» THINGS TO DO
1: Answer these questions from the AWS Client VPN announcement:
(a) To what does the native Client VPN attachment on Transit Gateway provide centralized remote access?
(b) What two kinds of VPN client can remote users connect with?
(c) For which connections does the new attachment model eliminate Source Network Address Translation?
2: Carry on the AWS Client VPN announcement, starting after its last sentence.

----- PASSAGE SHOWN

Networking & Content Delivery
Introducing AWS Client VPN native AWS Transit Gateway attachment
Amazon Web Services (AWS) announced native AWS Client VPN attachment on AWS Transit Gateway, allowing you to provide centralized remote access to multiple virtual private clouds (VPCs) and on-premises networks. With this native attachment, you can simplify your network architecture by using Transit Gateway as a central hub for remote access, while gaining enhanced visibility for security monitoring, compliance auditing, and troubleshooting.
Client VPN is a fully managed, client-based VPN service that allows remote users to securely access AWS resources and on-premises networks using an OpenVPN-based or AWS provided VPN client. Previously, connecting a Client VPN endpoint to multiple VPCs required you to create an endpoint in a dedicated VPC, configure that VPC’s route tables, and then connect it to resource VPCs through services like Transit Gateway or VPC peering—a multi-step process that added operational complexity as environments scaled. The new attachment model eliminates these intermediate steps by allowing direct attachment to Transit Gateway without a hosting VPC, while preserving original client IP addresses and eliminating the Source Network Address Translation (SNAT) for IPv4 connections that previously obscured user identity.
In this post, we explain how the Client VPN attachment on Transit Gateway works and how it differs from the VPC association model. We walk through a step-by-step configuration of the new integration, cover how to migrate from an existing VPC-based Client VPN setup, and help you decide which association model fits your environment.

----------
----- ROWS

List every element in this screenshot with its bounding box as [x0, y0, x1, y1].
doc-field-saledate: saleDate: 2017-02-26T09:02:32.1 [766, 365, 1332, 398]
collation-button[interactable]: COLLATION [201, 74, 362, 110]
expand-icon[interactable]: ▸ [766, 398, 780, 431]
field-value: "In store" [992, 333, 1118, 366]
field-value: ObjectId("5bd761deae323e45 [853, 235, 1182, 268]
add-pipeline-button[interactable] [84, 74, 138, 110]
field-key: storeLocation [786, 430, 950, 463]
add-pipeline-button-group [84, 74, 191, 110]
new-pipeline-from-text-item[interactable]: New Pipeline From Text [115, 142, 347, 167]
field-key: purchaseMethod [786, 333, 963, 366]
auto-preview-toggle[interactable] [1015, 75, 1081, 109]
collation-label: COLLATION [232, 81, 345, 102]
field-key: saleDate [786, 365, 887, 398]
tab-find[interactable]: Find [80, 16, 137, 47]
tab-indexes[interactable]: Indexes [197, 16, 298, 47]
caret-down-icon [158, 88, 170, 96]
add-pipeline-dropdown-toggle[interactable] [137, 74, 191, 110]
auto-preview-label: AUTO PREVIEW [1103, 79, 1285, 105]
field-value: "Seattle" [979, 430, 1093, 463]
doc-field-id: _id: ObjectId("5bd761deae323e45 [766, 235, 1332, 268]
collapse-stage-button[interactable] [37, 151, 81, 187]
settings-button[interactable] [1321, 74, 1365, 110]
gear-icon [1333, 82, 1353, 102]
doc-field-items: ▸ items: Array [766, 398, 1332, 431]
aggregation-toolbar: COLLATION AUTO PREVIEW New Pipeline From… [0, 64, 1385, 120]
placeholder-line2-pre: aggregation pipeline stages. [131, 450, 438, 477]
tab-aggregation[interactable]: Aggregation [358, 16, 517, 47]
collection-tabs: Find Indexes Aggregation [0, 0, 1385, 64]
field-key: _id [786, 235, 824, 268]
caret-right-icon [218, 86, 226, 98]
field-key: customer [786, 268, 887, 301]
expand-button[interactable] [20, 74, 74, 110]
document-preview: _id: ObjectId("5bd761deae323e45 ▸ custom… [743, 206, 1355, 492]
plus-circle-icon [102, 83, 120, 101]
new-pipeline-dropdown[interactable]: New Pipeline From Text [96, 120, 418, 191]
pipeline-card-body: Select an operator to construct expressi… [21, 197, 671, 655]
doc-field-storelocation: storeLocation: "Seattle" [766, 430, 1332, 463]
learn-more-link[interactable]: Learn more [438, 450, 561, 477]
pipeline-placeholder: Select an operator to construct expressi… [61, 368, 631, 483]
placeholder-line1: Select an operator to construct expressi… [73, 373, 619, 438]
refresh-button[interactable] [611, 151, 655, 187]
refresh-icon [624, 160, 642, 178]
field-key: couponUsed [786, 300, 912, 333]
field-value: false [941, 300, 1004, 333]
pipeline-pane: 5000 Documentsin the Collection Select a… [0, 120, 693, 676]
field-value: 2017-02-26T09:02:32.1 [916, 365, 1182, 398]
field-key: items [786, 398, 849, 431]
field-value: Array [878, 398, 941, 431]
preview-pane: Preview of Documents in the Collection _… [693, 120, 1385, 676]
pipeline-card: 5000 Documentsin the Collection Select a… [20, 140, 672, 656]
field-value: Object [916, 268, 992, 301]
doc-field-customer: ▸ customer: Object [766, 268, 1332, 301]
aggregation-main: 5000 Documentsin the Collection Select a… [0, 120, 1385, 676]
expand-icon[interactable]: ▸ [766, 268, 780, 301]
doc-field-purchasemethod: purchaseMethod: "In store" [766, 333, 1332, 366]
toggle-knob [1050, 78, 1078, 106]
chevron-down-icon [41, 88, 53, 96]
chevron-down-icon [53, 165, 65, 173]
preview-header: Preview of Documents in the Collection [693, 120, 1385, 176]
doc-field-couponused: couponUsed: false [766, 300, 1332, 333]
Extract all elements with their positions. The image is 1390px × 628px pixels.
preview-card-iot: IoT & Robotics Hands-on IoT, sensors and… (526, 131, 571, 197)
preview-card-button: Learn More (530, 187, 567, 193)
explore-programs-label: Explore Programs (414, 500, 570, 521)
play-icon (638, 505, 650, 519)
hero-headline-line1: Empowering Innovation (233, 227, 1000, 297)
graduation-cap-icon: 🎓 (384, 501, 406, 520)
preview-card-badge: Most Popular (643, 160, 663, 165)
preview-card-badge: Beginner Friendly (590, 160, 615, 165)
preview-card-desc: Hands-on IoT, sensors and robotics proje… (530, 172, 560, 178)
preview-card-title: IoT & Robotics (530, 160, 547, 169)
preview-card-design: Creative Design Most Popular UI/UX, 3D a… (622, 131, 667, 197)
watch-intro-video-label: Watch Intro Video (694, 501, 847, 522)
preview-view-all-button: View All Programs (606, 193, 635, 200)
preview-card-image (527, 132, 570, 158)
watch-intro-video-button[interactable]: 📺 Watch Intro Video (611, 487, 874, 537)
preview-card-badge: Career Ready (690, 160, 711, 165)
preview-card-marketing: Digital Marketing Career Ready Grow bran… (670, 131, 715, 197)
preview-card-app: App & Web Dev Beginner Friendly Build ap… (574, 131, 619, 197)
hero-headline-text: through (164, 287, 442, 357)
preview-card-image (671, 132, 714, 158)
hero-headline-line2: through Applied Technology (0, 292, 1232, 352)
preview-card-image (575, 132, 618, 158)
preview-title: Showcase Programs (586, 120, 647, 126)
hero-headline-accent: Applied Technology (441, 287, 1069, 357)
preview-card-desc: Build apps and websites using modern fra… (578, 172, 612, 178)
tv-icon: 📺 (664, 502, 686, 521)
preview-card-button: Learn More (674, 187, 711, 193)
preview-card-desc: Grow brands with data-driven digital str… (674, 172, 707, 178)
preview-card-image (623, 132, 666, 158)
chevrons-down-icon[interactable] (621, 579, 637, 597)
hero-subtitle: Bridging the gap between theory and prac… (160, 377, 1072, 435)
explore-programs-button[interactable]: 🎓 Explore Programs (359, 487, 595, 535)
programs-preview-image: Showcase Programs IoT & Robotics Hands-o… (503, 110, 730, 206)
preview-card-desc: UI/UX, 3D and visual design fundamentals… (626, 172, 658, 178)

----------

» TASK-BY-TASK ANSWERS
1:
(a) Multiple virtual private clouds (VPCs) and on-premises networks.
(b) An OpenVPN-based VPN client or an AWS provided VPN client.
(c) IPv4 connections.

2:
How native Client VPN attachment on AWS Transit Gateway works
With VPC association, the Client VPN endpoint creates Elastic Network Interfaces (ENIs) in the associated subnets. Traffic from VPN clients is source-NATed to the Client VPN endpoint ENI IP address before reaching Transit Gateway, meaning destination servers, firewalls, and security systems see the ENI IP address rather than individual client IP addresses. Figure 1 shows the VPC association model, where organizations deploy separate Client VPN endpoints per business unit for traffic segmentation, with client IP addresses replaced through SNAT before traffic reaches Transit Gateway and destination resources.

Figure 1. AWS Client VPN architecture with VPC association
With this launch, AWS Client VPN supports a native attachment on Transit Gateway, expanding your architectural choices for remote access. Instead of associating a Client VPN endpoint with subnets from a dedicated VPC, you can now associate it directly with Transit Gateway, using it as a central routing hub for your remote users. Figure 2 shows how Client VPN endpoints connect directly to Transit Gateway, removing the need for a dedicated Client VPN VPC. This in turn eliminates SNAT and preserves the original client IP addresses.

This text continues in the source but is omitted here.